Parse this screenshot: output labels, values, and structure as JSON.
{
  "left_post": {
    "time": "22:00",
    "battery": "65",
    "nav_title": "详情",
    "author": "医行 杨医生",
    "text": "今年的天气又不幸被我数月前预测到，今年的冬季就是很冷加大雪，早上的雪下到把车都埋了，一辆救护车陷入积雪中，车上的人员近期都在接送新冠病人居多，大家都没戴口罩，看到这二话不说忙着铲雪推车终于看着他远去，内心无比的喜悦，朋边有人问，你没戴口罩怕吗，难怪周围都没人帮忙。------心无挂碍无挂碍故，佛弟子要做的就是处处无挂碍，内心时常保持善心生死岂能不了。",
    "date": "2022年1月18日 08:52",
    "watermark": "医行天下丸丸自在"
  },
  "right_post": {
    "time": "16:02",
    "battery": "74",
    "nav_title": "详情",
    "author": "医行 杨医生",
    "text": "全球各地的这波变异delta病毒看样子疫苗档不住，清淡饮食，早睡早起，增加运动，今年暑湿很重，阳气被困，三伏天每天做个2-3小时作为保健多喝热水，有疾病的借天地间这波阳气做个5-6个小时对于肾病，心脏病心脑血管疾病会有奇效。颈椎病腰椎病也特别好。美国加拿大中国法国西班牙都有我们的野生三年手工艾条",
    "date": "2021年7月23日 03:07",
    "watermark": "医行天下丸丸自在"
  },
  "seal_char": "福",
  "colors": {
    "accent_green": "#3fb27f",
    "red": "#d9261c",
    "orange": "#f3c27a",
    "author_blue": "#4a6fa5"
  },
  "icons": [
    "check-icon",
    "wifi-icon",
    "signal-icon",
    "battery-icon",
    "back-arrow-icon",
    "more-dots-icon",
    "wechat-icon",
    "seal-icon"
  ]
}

= = = = = = =

### [TASK TO COMPLETE]
Your task is to repeat each line of the material exactly.

### [RESULT FOR THIS TASK]
Parse this screenshot: output labels, values, and structure as JSON.
{
  "left_post": {
    "time": "22:00",
    "battery": "65",
    "nav_title": "详情",
    "author": "医行 杨医生",
    "text": "今年的天气又不幸被我数月前预测到，今年的冬季就是很冷加大雪，早上的雪下到把车都埋了，一辆救护车陷入积雪中，车上的人员近期都在接送新冠病人居多，大家都没戴口罩，看到这二话不说忙着铲雪推车终于看着他远去，内心无比的喜悦，朋边有人问，你没戴口罩怕吗，难怪周围都没人帮忙。------心无挂碍无挂碍故，佛弟子要做的就是处处无挂碍，内心时常保持善心生死岂能不了。",
    "date": "2022年1月18日 08:52",
    "watermark": "医行天下丸丸自在"
  },
  "right_post": {
    "time": "16:02",
    "battery": "74",
    "nav_title": "详情",
    "author": "医行 杨医生",
    "text": "全球各地的这波变异delta病毒看样子疫苗档不住，清淡饮食，早睡早起，增加运动，今年暑湿很重，阳气被困，三伏天每天做个2-3小时作为保健多喝热水，有疾病的借天地间这波阳气做个5-6个小时对于肾病，心脏病心脑血管疾病会有奇效。颈椎病腰椎病也特别好。美国加拿大中国法国西班牙都有我们的野生三年手工艾条",
    "date": "2021年7月23日 03:07",
    "watermark": "医行天下丸丸自在"
  },
  "seal_char": "福",
  "colors": {
    "accent_green": "#3fb27f",
    "red": "#d9261c",
    "orange": "#f3c27a",
    "author_blue": "#4a6fa5"
  },
  "icons": [
    "check-icon",
    "wifi-icon",
    "signal-icon",
    "battery-icon",
    "back-arrow-icon",
    "more-dots-icon",
    "wechat-icon",
    "seal-icon"
  ]
}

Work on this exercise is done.